** START **
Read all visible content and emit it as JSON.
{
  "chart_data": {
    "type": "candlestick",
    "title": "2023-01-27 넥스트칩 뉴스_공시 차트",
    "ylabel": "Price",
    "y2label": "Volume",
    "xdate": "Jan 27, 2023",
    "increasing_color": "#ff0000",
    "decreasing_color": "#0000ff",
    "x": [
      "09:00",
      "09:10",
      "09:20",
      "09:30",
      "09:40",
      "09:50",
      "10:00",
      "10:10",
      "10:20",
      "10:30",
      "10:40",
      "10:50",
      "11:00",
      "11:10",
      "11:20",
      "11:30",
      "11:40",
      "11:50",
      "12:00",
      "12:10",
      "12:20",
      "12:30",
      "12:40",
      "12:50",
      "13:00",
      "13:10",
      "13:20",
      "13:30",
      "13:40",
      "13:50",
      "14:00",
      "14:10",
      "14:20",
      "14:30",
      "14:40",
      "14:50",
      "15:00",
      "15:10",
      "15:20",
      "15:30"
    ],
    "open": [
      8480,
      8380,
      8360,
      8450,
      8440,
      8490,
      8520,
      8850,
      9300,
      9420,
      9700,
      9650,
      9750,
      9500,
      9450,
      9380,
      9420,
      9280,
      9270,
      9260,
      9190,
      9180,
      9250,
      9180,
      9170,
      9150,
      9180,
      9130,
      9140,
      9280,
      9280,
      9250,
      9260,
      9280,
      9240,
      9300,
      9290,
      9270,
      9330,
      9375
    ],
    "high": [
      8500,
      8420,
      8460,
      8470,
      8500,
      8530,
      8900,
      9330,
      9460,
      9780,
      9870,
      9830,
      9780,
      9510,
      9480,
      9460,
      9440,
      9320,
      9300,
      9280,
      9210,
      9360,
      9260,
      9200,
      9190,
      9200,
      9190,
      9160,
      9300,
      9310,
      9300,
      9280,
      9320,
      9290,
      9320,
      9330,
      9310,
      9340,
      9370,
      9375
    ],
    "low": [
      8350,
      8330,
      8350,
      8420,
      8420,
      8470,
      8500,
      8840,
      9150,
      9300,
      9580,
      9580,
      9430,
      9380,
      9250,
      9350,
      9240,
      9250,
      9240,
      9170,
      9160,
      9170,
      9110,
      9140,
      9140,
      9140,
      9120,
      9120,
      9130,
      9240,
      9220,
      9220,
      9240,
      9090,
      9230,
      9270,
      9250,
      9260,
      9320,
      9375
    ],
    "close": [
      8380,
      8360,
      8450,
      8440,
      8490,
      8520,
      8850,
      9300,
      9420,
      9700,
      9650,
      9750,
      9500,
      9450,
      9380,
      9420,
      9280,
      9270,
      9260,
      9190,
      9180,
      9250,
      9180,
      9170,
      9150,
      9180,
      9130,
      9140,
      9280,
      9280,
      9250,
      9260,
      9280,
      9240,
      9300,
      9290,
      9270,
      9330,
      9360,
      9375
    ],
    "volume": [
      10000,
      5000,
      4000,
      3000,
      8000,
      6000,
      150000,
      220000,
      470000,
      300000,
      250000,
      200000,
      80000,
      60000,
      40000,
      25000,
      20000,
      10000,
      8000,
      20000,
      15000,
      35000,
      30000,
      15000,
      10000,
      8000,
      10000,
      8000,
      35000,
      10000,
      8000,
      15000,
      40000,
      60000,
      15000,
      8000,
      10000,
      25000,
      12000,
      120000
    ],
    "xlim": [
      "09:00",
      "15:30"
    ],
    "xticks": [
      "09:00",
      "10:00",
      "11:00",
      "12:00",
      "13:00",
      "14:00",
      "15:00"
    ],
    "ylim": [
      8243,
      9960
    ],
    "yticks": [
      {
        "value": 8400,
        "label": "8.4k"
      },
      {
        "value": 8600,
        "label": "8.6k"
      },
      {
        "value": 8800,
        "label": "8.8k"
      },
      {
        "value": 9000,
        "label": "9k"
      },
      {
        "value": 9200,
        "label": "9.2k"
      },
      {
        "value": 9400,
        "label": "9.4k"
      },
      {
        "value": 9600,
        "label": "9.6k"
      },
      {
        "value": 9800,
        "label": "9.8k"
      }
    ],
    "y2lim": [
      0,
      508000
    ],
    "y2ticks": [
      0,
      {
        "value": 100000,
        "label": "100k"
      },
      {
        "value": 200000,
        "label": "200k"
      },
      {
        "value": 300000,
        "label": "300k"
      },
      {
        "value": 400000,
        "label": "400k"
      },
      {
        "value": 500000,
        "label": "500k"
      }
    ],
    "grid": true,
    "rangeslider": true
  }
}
** END **
» CHALLENGE
Transcribe every entry exactly.

» THE ANSWER
Read all visible content and emit it as JSON.
{
  "chart_data": {
    "type": "candlestick",
    "title": "2023-01-27 넥스트칩 뉴스_공시 차트",
    "ylabel": "Price",
    "y2label": "Volume",
    "xdate": "Jan 27, 2023",
    "increasing_color": "#ff0000",
    "decreasing_color": "#0000ff",
    "x": [
      "09:00",
      "09:10",
      "09:20",
      "09:30",
      "09:40",
      "09:50",
      "10:00",
      "10:10",
      "10:20",
      "10:30",
      "10:40",
      "10:50",
      "11:00",
      "11:10",
      "11:20",
      "11:30",
      "11:40",
      "11:50",
      "12:00",
      "12:10",
      "12:20",
      "12:30",
      "12:40",
      "12:50",
      "13:00",
      "13:10",
      "13:20",
      "13:30",
      "13:40",
      "13:50",
      "14:00",
      "14:10",
      "14:20",
      "14:30",
      "14:40",
      "14:50",
      "15:00",
      "15:10",
      "15:20",
      "15:30"
    ],
    "open": [
      8480,
      8380,
      8360,
      8450,
      8440,
      8490,
      8520,
      8850,
      9300,
      9420,
      9700,
      9650,
      9750,
      9500,
      9450,
      9380,
      9420,
      9280,
      9270,
      9260,
      9190,
      9180,
      9250,
      9180,
      9170,
      9150,
      9180,
      9130,
      9140,
      9280,
      9280,
      9250,
      9260,
      9280,
      9240,
      9300,
      9290,
      9270,
      9330,
      9375
    ],
    "high": [
      8500,
      8420,
      8460,
      8470,
      8500,
      8530,
      8900,
      9330,
      9460,
      9780,
      9870,
      9830,
      9780,
      9510,
      9480,
      9460,
      9440,
      9320,
      9300,
      9280,
      9210,
      9360,
      9260,
      9200,
      9190,
      9200,
      9190,
      9160,
      9300,
      9310,
      9300,
      9280,
      9320,
      9290,
      9320,
      9330,
      9310,
      9340,
      9370,
      9375
    ],
    "low": [
      8350,
      8330,
      8350,
      8420,
      8420,
      8470,
      8500,
      8840,
      9150,
      9300,
      9580,
      9580,
      9430,
      9380,
      9250,
      9350,
      9240,
      9250,
      9240,
      9170,
      9160,
      9170,
      9110,
      9140,
      9140,
      9140,
      9120,
      9120,
      9130,
      9240,
      9220,
      9220,
      9240,
      9090,
      9230,
      9270,
      9250,
      9260,
      9320,
      9375
    ],
    "close": [
      8380,
      8360,
      8450,
      8440,
      8490,
      8520,
      8850,
      9300,
      9420,
      9700,
      9650,
      9750,
      9500,
      9450,
      9380,
      9420,
      9280,
      9270,
      9260,
      9190,
      9180,
      9250,
      9180,
      9170,
      9150,
      9180,
      9130,
      9140,
      9280,
      9280,
      9250,
      9260,
      9280,
      9240,
      9300,
      9290,
      9270,
      9330,
      9360,
      9375
    ],
    "volume": [
      10000,
      5000,
      4000,
      3000,
      8000,
      6000,
      150000,
      220000,
      470000,
      300000,
      250000,
      200000,
      80000,
      60000,
      40000,
      25000,
      20000,
      10000,
      8000,
      20000,
      15000,
      35000,
      30000,
      15000,
      10000,
      8000,
      10000,
      8000,
      35000,
      10000,
      8000,
      15000,
      40000,
      60000,
      15000,
      8000,
      10000,
      25000,
      12000,
      120000
    ],
    "xlim": [
      "09:00",
      "15:30"
    ],
    "xticks": [
      "09:00",
      "10:00",
      "11:00",
      "12:00",
      "13:00",
      "14:00",
      "15:00"
    ],
    "ylim": [
      8243,
      9960
    ],
    "yticks": [
      {
        "value": 8400,
        "label": "8.4k"
      },
      {
        "value": 8600,
        "label": "8.6k"
      },
      {
        "value": 8800,
        "label": "8.8k"
      },
      {
        "value": 9000,
        "label": "9k"
      },
      {
        "value": 9200,
        "label": "9.2k"
      },
      {
        "value": 9400,
        "label": "9.4k"
      },
      {
        "value": 9600,
        "label": "9.6k"
      },
      {
        "value": 9800,
        "label": "9.8k"
      }
    ],
    "y2lim": [
      0,
      508000
    ],
    "y2ticks": [
      0,
      {
        "value": 100000,
        "label": "100k"
      },
      {
        "value": 200000,
        "label": "200k"
      },
      {
        "value": 300000,
        "label": "300k"
      },
      {
        "value": 400000,
        "label": "400k"
      },
      {
        "value": 500000,
        "label": "500k"
      }
    ],
    "grid": true,
    "rangeslider": true
  }
}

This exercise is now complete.